Saved data entries
+ + +

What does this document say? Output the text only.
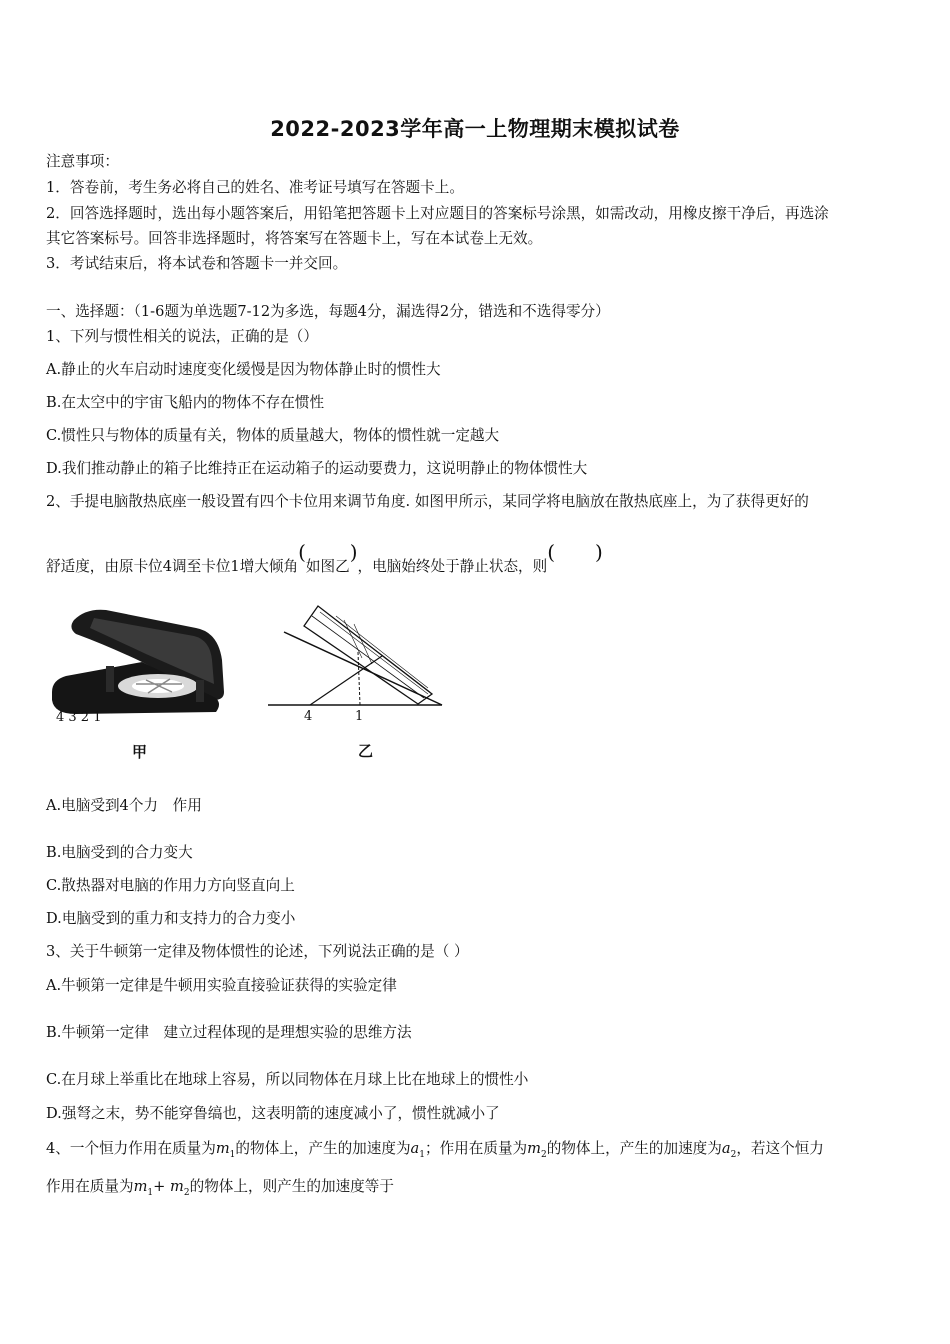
2022-2023学年高一上物理期末模拟试卷
注意事项：
1．答卷前，考生务必将自己的姓名、准考证号填写在答题卡上。
2．回答选择题时，选出每小题答案后，用铅笔把答题卡上对应题目的答案标号涂黑，如需改动，用橡皮擦干净后，再选涂
其它答案标号。回答非选择题时，将答案写在答题卡上，写在本试卷上无效。
3．考试结束后，将本试卷和答题卡一并交回。
一、选择题：（1-6题为单选题7-12为多选，每题4分，漏选得2分，错选和不选得零分）
1、下列与惯性相关的说法，正确的是（）
A.静止的火车启动时速度变化缓慢是因为物体静止时的惯性大
B.在太空中的宇宙飞船内的物体不存在惯性
C.惯性只与物体的质量有关，物体的质量越大，物体的惯性就一定越大
D.我们推动静止的箱子比维持正在运动箱子的运动要费力，这说明静止的物体惯性大
2、手提电脑散热底座一般设置有四个卡位用来调节角度. 如图甲所示，某同学将电脑放在散热底座上，为了获得更好的
舒适度，由原卡位4调至卡位1增大倾角(如图乙)，电脑始终处于静止状态，则(　　)
4 3 2 1
甲
4	1
乙
A.电脑受到4个力　作用
B.电脑受到的合力变大
C.散热器对电脑的作用力方向竖直向上
D.电脑受到的重力和支持力的合力变小
3、关于牛顿第一定律及物体惯性的论述，下列说法正确的是（ ）
A.牛顿第一定律是牛顿用实验直接验证获得的实验定律
B.牛顿第一定律　建立过程体现的是理想实验的思维方法
C.在月球上举重比在地球上容易，所以同物体在月球上比在地球上的惯性小
D.强弩之末，势不能穿鲁缟也，这表明箭的速度减小了，惯性就减小了
4、一个恒力作用在质量为$m_1$的物体上，产生的加速度为$a_1$；作用在质量为$m_2$的物体上，产生的加速度为$a_2$，若这个恒力
作用在质量为$m_1+ m_2$的物体上，则产生的加速度等于
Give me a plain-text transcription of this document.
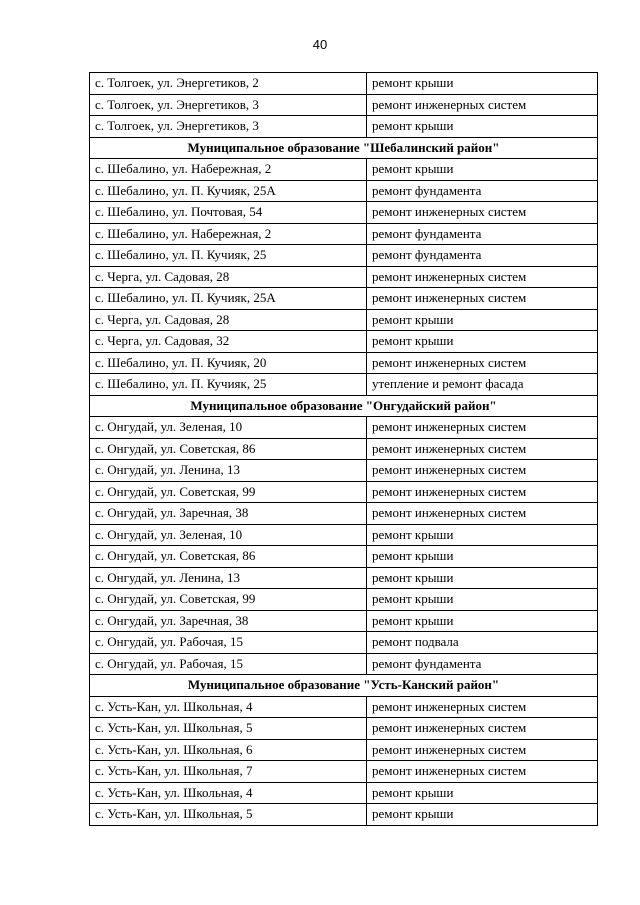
40
с. Толгоек, ул. Энергетиков, 2	ремонт крыши
с. Толгоек, ул. Энергетиков, 3	ремонт инженерных систем
с. Толгоек, ул. Энергетиков, 3	ремонт крыши
Муниципальное образование "Шебалинский район"	
с. Шебалино, ул. Набережная, 2	ремонт крыши
с. Шебалино, ул. П. Кучияк, 25А	ремонт фундамента
с. Шебалино, ул. Почтовая, 54	ремонт инженерных систем
с. Шебалино, ул. Набережная, 2	ремонт фундамента
с. Шебалино, ул. П. Кучияк, 25	ремонт фундамента
с. Черга, ул. Садовая, 28	ремонт инженерных систем
с. Шебалино, ул. П. Кучияк, 25А	ремонт инженерных систем
с. Черга, ул. Садовая, 28	ремонт крыши
с. Черга, ул. Садовая, 32	ремонт крыши
с. Шебалино, ул. П. Кучияк, 20	ремонт инженерных систем
с. Шебалино, ул. П. Кучияк, 25	утепление и ремонт фасада
Муниципальное образование "Онгудайский район"	
с. Онгудай, ул. Зеленая, 10	ремонт инженерных систем
с. Онгудай, ул. Советская, 86	ремонт инженерных систем
с. Онгудай, ул. Ленина, 13	ремонт инженерных систем
с. Онгудай, ул. Советская, 99	ремонт инженерных систем
с. Онгудай, ул. Заречная, 38	ремонт инженерных систем
с. Онгудай, ул. Зеленая, 10	ремонт крыши
с. Онгудай, ул. Советская, 86	ремонт крыши
с. Онгудай, ул. Ленина, 13	ремонт крыши
с. Онгудай, ул. Советская, 99	ремонт крыши
с. Онгудай, ул. Заречная, 38	ремонт крыши
с. Онгудай, ул. Рабочая, 15	ремонт подвала
с. Онгудай, ул. Рабочая, 15	ремонт фундамента
Муниципальное образование "Усть-Канский район"	
с. Усть-Кан, ул. Школьная, 4	ремонт инженерных систем
с. Усть-Кан, ул. Школьная, 5	ремонт инженерных систем
с. Усть-Кан, ул. Школьная, 6	ремонт инженерных систем
с. Усть-Кан, ул. Школьная, 7	ремонт инженерных систем
с. Усть-Кан, ул. Школьная, 4	ремонт крыши
с. Усть-Кан, ул. Школьная, 5	ремонт крыши
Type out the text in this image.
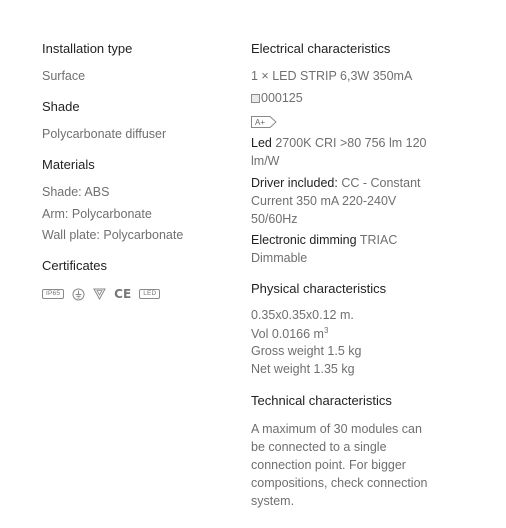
Installation type
Surface
Shade
Polycarbonate diffuser
Materials
Shade: ABS
Arm: Polycarbonate
Wall plate: Polycarbonate
Certificates
IP65	CE	LED
Electrical characteristics
1 × LED STRIP 6,3W 350mA
000125
A+
Led 2700K CRI >80 756 lm 120 lm/W
Driver included: CC - Constant Current 350 mA 220-240V 50/60Hz
Electronic dimming TRIAC Dimmable
Physical characteristics
0.35x0.35x0.12 m.
Vol 0.0166 $m^3$
Gross weight 1.5 kg
Net weight 1.35 kg
Technical characteristics
A maximum of 30 modules can be connected to a single connection point. For bigger compositions, check connection system.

+ + +

INSTRUCTION: Print the lines from the one that contains "Type out the text in this image." through the last line of the data, exactly and in full, and no other lines. Pictures are not part of the copy.

WRITTEN RESPONSE:
Type out the text in this image.
Installation type
Surface
Shade
Polycarbonate diffuser
Materials
Shade: ABS
Arm: Polycarbonate
Wall plate: Polycarbonate
Certificates
IP65	CE	LED
Electrical characteristics
1 × LED STRIP 6,3W 350mA
000125
A+
Led 2700K CRI >80 756 lm 120 lm/W
Driver included: CC - Constant Current 350 mA 220-240V 50/60Hz
Electronic dimming TRIAC Dimmable
Physical characteristics
0.35x0.35x0.12 m.
Vol 0.0166 $m^3$
Gross weight 1.5 kg
Net weight 1.35 kg
Technical characteristics
A maximum of 30 modules can be connected to a single connection point. For bigger compositions, check connection system.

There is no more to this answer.